**DATASET CONTENT**
--------
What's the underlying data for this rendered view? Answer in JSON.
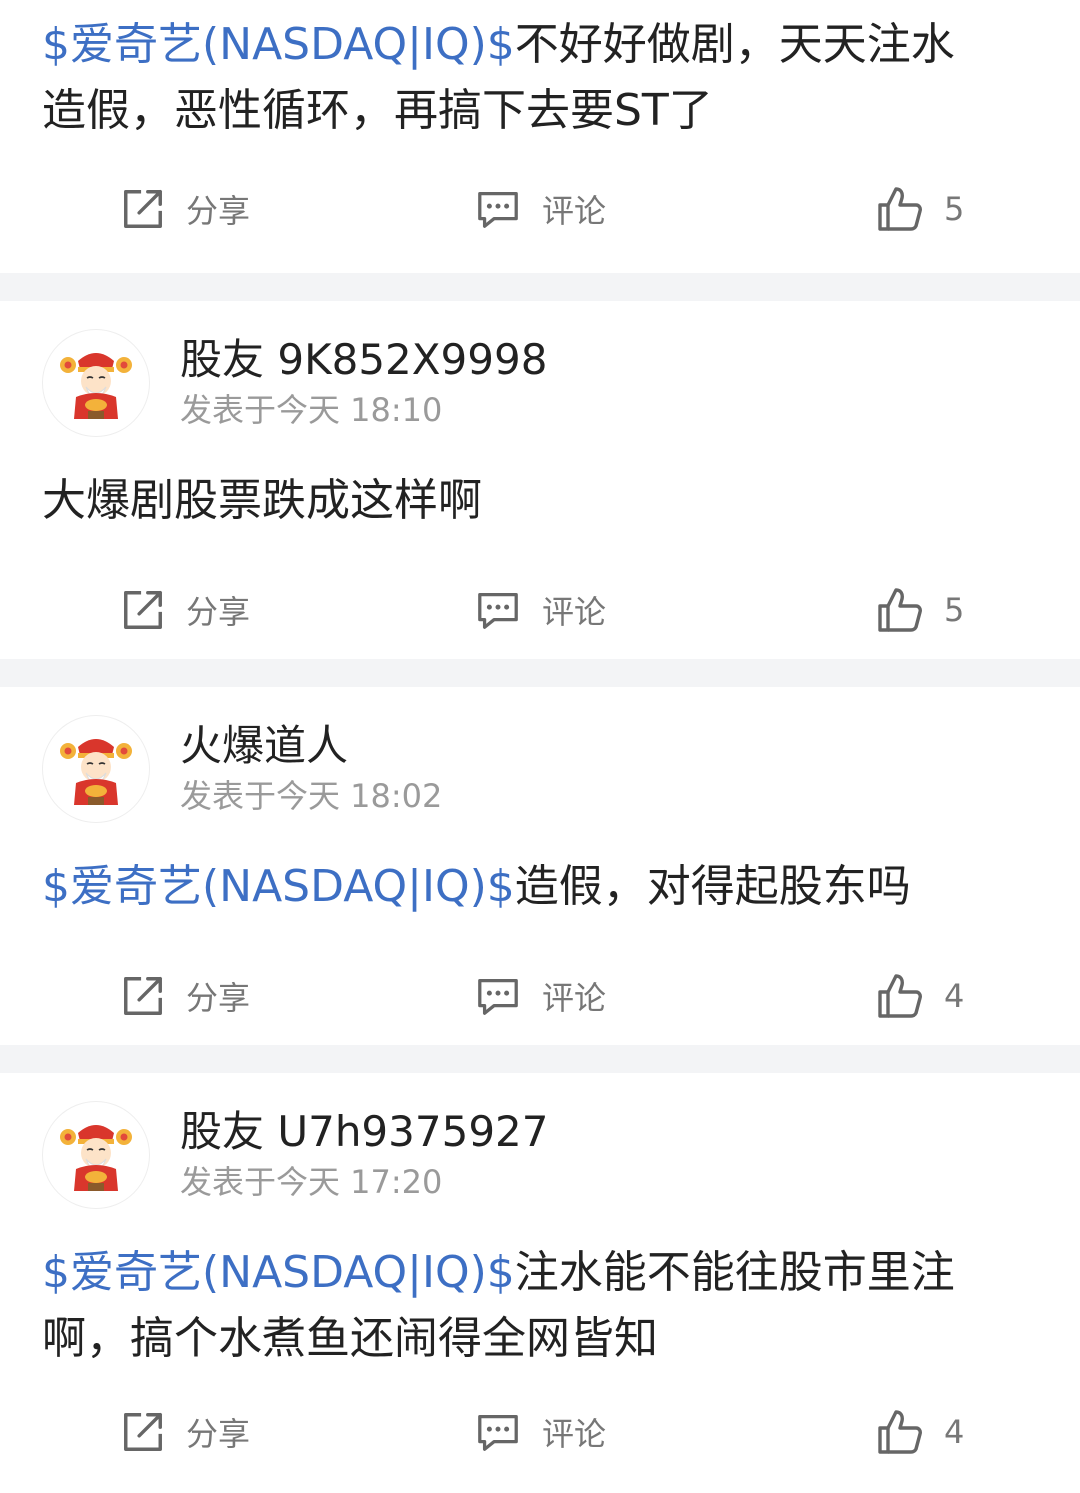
{
  "actions": {
    "share": "分享",
    "comment": "评论"
  },
  "posts": [
    {
      "tag": "$爱奇艺(NASDAQ|IQ)$",
      "text_line1": "不好好做剧，天天注水",
      "text_line2": "造假，恶性循环，再搞下去要ST了",
      "likes": "5"
    },
    {
      "author": "股友 9K852X9998",
      "time": "发表于今天 18:10",
      "text": "大爆剧股票跌成这样啊",
      "likes": "5"
    },
    {
      "author": "火爆道人",
      "time": "发表于今天 18:02",
      "tag": "$爱奇艺(NASDAQ|IQ)$",
      "text": "造假，对得起股东吗",
      "likes": "4"
    },
    {
      "author": "股友 U7h9375927",
      "time": "发表于今天 17:20",
      "tag": "$爱奇艺(NASDAQ|IQ)$",
      "text_line1": "注水能不能往股市里注",
      "text_line2": "啊，搞个水煮鱼还闹得全网皆知",
      "likes": "4"
    }
  ],
  "colors": {
    "tag": "#3d6fc4",
    "separator": "#f3f4f6",
    "muted": "#9a9a9a"
  }
}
--------
**EXERCISE REQUIREMENTS**
Write out all the entries again, word for word, and print no images.

**SOLUTION TO THIS EXERCISE**
What's the underlying data for this rendered view? Answer in JSON.
{
  "actions": {
    "share": "分享",
    "comment": "评论"
  },
  "posts": [
    {
      "tag": "$爱奇艺(NASDAQ|IQ)$",
      "text_line1": "不好好做剧，天天注水",
      "text_line2": "造假，恶性循环，再搞下去要ST了",
      "likes": "5"
    },
    {
      "author": "股友 9K852X9998",
      "time": "发表于今天 18:10",
      "text": "大爆剧股票跌成这样啊",
      "likes": "5"
    },
    {
      "author": "火爆道人",
      "time": "发表于今天 18:02",
      "tag": "$爱奇艺(NASDAQ|IQ)$",
      "text": "造假，对得起股东吗",
      "likes": "4"
    },
    {
      "author": "股友 U7h9375927",
      "time": "发表于今天 17:20",
      "tag": "$爱奇艺(NASDAQ|IQ)$",
      "text_line1": "注水能不能往股市里注",
      "text_line2": "啊，搞个水煮鱼还闹得全网皆知",
      "likes": "4"
    }
  ],
  "colors": {
    "tag": "#3d6fc4",
    "separator": "#f3f4f6",
    "muted": "#9a9a9a"
  }
}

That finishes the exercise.